=== Raw records ===
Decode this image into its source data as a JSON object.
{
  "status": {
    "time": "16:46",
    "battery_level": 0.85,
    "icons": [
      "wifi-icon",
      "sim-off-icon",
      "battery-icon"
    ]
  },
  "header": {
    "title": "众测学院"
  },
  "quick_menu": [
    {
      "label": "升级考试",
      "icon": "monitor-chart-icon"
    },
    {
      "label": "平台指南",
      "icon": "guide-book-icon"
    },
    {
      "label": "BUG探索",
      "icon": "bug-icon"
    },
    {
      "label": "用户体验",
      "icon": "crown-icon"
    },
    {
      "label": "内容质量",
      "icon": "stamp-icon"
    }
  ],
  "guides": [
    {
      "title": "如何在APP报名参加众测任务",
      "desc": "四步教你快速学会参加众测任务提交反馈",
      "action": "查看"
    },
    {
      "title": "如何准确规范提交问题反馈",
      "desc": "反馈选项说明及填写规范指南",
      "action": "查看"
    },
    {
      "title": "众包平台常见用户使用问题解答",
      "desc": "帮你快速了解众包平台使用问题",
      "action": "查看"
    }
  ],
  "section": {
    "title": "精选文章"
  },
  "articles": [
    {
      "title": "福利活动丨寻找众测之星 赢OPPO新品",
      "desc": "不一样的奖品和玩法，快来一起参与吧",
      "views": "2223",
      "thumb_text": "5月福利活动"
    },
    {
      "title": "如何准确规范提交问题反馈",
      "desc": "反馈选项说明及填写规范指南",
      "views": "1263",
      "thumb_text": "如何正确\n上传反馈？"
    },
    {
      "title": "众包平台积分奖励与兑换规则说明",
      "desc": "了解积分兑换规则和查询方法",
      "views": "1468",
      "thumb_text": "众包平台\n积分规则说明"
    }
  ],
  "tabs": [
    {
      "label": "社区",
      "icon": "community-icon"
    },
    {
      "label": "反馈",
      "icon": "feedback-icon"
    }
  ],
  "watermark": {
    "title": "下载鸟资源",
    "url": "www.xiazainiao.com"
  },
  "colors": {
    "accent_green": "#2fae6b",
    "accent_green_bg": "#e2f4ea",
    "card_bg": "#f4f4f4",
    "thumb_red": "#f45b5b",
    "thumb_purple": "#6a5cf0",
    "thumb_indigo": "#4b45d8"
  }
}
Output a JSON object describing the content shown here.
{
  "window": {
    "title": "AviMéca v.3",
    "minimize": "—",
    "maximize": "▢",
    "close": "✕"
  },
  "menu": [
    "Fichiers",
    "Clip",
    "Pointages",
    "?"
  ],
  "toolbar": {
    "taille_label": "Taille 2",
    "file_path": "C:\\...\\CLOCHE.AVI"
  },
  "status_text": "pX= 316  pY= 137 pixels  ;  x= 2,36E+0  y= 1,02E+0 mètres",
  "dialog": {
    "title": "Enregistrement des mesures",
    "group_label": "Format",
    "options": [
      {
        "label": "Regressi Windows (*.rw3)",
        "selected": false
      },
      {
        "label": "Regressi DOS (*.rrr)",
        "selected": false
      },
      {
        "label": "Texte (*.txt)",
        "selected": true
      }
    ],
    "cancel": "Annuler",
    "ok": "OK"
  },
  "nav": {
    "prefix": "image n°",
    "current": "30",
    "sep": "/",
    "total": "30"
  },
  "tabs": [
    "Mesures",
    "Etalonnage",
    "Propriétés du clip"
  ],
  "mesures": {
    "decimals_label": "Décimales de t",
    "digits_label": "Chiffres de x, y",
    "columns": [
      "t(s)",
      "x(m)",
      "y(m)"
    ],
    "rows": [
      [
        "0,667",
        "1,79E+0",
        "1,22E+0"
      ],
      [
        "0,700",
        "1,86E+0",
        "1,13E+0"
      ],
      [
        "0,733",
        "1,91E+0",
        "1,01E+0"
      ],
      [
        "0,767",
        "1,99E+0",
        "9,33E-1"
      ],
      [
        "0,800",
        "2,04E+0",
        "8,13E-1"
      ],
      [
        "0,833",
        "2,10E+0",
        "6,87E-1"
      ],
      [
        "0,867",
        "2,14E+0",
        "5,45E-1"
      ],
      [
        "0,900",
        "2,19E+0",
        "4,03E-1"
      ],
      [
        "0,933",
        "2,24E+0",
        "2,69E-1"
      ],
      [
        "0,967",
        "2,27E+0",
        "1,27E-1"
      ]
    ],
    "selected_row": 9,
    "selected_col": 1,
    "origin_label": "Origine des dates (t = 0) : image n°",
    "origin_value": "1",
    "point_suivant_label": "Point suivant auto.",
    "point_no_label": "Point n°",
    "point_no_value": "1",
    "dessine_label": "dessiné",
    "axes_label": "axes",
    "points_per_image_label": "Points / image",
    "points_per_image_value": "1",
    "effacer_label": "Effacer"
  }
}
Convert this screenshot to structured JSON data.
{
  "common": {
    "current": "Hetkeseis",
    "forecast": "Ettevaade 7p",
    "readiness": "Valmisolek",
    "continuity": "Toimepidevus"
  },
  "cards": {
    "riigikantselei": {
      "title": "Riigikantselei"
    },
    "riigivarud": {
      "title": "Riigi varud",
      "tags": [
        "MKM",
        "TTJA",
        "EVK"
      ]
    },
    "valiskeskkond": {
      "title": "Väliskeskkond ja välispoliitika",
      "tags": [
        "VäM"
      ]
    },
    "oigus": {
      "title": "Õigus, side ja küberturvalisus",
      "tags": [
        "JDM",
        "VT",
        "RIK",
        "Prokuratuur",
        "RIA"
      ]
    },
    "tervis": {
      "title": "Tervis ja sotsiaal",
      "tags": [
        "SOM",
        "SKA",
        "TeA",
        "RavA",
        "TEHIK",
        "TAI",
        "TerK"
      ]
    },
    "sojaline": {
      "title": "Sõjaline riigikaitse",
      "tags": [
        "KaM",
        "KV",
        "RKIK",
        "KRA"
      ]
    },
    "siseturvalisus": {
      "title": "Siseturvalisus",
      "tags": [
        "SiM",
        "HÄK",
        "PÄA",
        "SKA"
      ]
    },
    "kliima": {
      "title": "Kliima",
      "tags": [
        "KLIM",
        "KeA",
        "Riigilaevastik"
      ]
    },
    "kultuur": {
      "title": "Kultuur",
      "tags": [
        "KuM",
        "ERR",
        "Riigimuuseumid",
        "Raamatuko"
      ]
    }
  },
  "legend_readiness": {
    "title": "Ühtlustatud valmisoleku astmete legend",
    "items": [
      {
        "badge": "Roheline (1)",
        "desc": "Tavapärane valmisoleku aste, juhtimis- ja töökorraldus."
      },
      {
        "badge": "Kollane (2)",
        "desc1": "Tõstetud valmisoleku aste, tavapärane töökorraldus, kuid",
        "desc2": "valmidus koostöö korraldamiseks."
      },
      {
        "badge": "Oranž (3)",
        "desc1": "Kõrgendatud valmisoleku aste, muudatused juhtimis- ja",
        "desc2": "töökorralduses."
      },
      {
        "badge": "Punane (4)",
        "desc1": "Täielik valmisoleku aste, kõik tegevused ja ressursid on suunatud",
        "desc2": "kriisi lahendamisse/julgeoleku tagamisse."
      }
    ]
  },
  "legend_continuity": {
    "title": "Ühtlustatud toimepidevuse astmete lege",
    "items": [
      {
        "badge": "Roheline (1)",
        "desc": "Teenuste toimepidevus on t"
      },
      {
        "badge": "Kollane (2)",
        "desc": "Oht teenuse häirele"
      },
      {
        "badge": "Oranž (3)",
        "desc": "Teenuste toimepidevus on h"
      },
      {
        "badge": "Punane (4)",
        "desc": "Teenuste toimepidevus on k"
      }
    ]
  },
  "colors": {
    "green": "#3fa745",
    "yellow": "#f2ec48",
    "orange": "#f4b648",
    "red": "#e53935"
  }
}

=== Stated goal ===
Output the full listing without altering anything.

=== Worked answer ===
Decode this image into its source data as a JSON object.
{
  "status": {
    "time": "16:46",
    "battery_level": 0.85,
    "icons": [
      "wifi-icon",
      "sim-off-icon",
      "battery-icon"
    ]
  },
  "header": {
    "title": "众测学院"
  },
  "quick_menu": [
    {
      "label": "升级考试",
      "icon": "monitor-chart-icon"
    },
    {
      "label": "平台指南",
      "icon": "guide-book-icon"
    },
    {
      "label": "BUG探索",
      "icon": "bug-icon"
    },
    {
      "label": "用户体验",
      "icon": "crown-icon"
    },
    {
      "label": "内容质量",
      "icon": "stamp-icon"
    }
  ],
  "guides": [
    {
      "title": "如何在APP报名参加众测任务",
      "desc": "四步教你快速学会参加众测任务提交反馈",
      "action": "查看"
    },
    {
      "title": "如何准确规范提交问题反馈",
      "desc": "反馈选项说明及填写规范指南",
      "action": "查看"
    },
    {
      "title": "众包平台常见用户使用问题解答",
      "desc": "帮你快速了解众包平台使用问题",
      "action": "查看"
    }
  ],
  "section": {
    "title": "精选文章"
  },
  "articles": [
    {
      "title": "福利活动丨寻找众测之星 赢OPPO新品",
      "desc": "不一样的奖品和玩法，快来一起参与吧",
      "views": "2223",
      "thumb_text": "5月福利活动"
    },
    {
      "title": "如何准确规范提交问题反馈",
      "desc": "反馈选项说明及填写规范指南",
      "views": "1263",
      "thumb_text": "如何正确\n上传反馈？"
    },
    {
      "title": "众包平台积分奖励与兑换规则说明",
      "desc": "了解积分兑换规则和查询方法",
      "views": "1468",
      "thumb_text": "众包平台\n积分规则说明"
    }
  ],
  "tabs": [
    {
      "label": "社区",
      "icon": "community-icon"
    },
    {
      "label": "反馈",
      "icon": "feedback-icon"
    }
  ],
  "watermark": {
    "title": "下载鸟资源",
    "url": "www.xiazainiao.com"
  },
  "colors": {
    "accent_green": "#2fae6b",
    "accent_green_bg": "#e2f4ea",
    "card_bg": "#f4f4f4",
    "thumb_red": "#f45b5b",
    "thumb_purple": "#6a5cf0",
    "thumb_indigo": "#4b45d8"
  }
}
Output a JSON object describing the content shown here.
{
  "window": {
    "title": "AviMéca v.3",
    "minimize": "—",
    "maximize": "▢",
    "close": "✕"
  },
  "menu": [
    "Fichiers",
    "Clip",
    "Pointages",
    "?"
  ],
  "toolbar": {
    "taille_label": "Taille 2",
    "file_path": "C:\\...\\CLOCHE.AVI"
  },
  "status_text": "pX= 316  pY= 137 pixels  ;  x= 2,36E+0  y= 1,02E+0 mètres",
  "dialog": {
    "title": "Enregistrement des mesures",
    "group_label": "Format",
    "options": [
      {
        "label": "Regressi Windows (*.rw3)",
        "selected": false
      },
      {
        "label": "Regressi DOS (*.rrr)",
        "selected": false
      },
      {
        "label": "Texte (*.txt)",
        "selected": true
      }
    ],
    "cancel": "Annuler",
    "ok": "OK"
  },
  "nav": {
    "prefix": "image n°",
    "current": "30",
    "sep": "/",
    "total": "30"
  },
  "tabs": [
    "Mesures",
    "Etalonnage",
    "Propriétés du clip"
  ],
  "mesures": {
    "decimals_label": "Décimales de t",
    "digits_label": "Chiffres de x, y",
    "columns": [
      "t(s)",
      "x(m)",
      "y(m)"
    ],
    "rows": [
      [
        "0,667",
        "1,79E+0",
        "1,22E+0"
      ],
      [
        "0,700",
        "1,86E+0",
        "1,13E+0"
      ],
      [
        "0,733",
        "1,91E+0",
        "1,01E+0"
      ],
      [
        "0,767",
        "1,99E+0",
        "9,33E-1"
      ],
      [
        "0,800",
        "2,04E+0",
        "8,13E-1"
      ],
      [
        "0,833",
        "2,10E+0",
        "6,87E-1"
      ],
      [
        "0,867",
        "2,14E+0",
        "5,45E-1"
      ],
      [
        "0,900",
        "2,19E+0",
        "4,03E-1"
      ],
      [
        "0,933",
        "2,24E+0",
        "2,69E-1"
      ],
      [
        "0,967",
        "2,27E+0",
        "1,27E-1"
      ]
    ],
    "selected_row": 9,
    "selected_col": 1,
    "origin_label": "Origine des dates (t = 0) : image n°",
    "origin_value": "1",
    "point_suivant_label": "Point suivant auto.",
    "point_no_label": "Point n°",
    "point_no_value": "1",
    "dessine_label": "dessiné",
    "axes_label": "axes",
    "points_per_image_label": "Points / image",
    "points_per_image_value": "1",
    "effacer_label": "Effacer"
  }
}
Convert this screenshot to structured JSON data.
{
  "common": {
    "current": "Hetkeseis",
    "forecast": "Ettevaade 7p",
    "readiness": "Valmisolek",
    "continuity": "Toimepidevus"
  },
  "cards": {
    "riigikantselei": {
      "title": "Riigikantselei"
    },
    "riigivarud": {
      "title": "Riigi varud",
      "tags": [
        "MKM",
        "TTJA",
        "EVK"
      ]
    },
    "valiskeskkond": {
      "title": "Väliskeskkond ja välispoliitika",
      "tags": [
        "VäM"
      ]
    },
    "oigus": {
      "title": "Õigus, side ja küberturvalisus",
      "tags": [
        "JDM",
        "VT",
        "RIK",
        "Prokuratuur",
        "RIA"
      ]
    },
    "tervis": {
      "title": "Tervis ja sotsiaal",
      "tags": [
        "SOM",
        "SKA",
        "TeA",
        "RavA",
        "TEHIK",
        "TAI",
        "TerK"
      ]
    },
    "sojaline": {
      "title": "Sõjaline riigikaitse",
      "tags": [
        "KaM",
        "KV",
        "RKIK",
        "KRA"
      ]
    },
    "siseturvalisus": {
      "title": "Siseturvalisus",
      "tags": [
        "SiM",
        "HÄK",
        "PÄA",
        "SKA"
      ]
    },
    "kliima": {
      "title": "Kliima",
      "tags": [
        "KLIM",
        "KeA",
        "Riigilaevastik"
      ]
    },
    "kultuur": {
      "title": "Kultuur",
      "tags": [
        "KuM",
        "ERR",
        "Riigimuuseumid",
        "Raamatuko"
      ]
    }
  },
  "legend_readiness": {
    "title": "Ühtlustatud valmisoleku astmete legend",
    "items": [
      {
        "badge": "Roheline (1)",
        "desc": "Tavapärane valmisoleku aste, juhtimis- ja töökorraldus."
      },
      {
        "badge": "Kollane (2)",
        "desc1": "Tõstetud valmisoleku aste, tavapärane töökorraldus, kuid",
        "desc2": "valmidus koostöö korraldamiseks."
      },
      {
        "badge": "Oranž (3)",
        "desc1": "Kõrgendatud valmisoleku aste, muudatused juhtimis- ja",
        "desc2": "töökorralduses."
      },
      {
        "badge": "Punane (4)",
        "desc1": "Täielik valmisoleku aste, kõik tegevused ja ressursid on suunatud",
        "desc2": "kriisi lahendamisse/julgeoleku tagamisse."
      }
    ]
  },
  "legend_continuity": {
    "title": "Ühtlustatud toimepidevuse astmete lege",
    "items": [
      {
        "badge": "Roheline (1)",
        "desc": "Teenuste toimepidevus on t"
      },
      {
        "badge": "Kollane (2)",
        "desc": "Oht teenuse häirele"
      },
      {
        "badge": "Oranž (3)",
        "desc": "Teenuste toimepidevus on h"
      },
      {
        "badge": "Punane (4)",
        "desc": "Teenuste toimepidevus on k"
      }
    ]
  },
  "colors": {
    "green": "#3fa745",
    "yellow": "#f2ec48",
    "orange": "#f4b648",
    "red": "#e53935"
  }
}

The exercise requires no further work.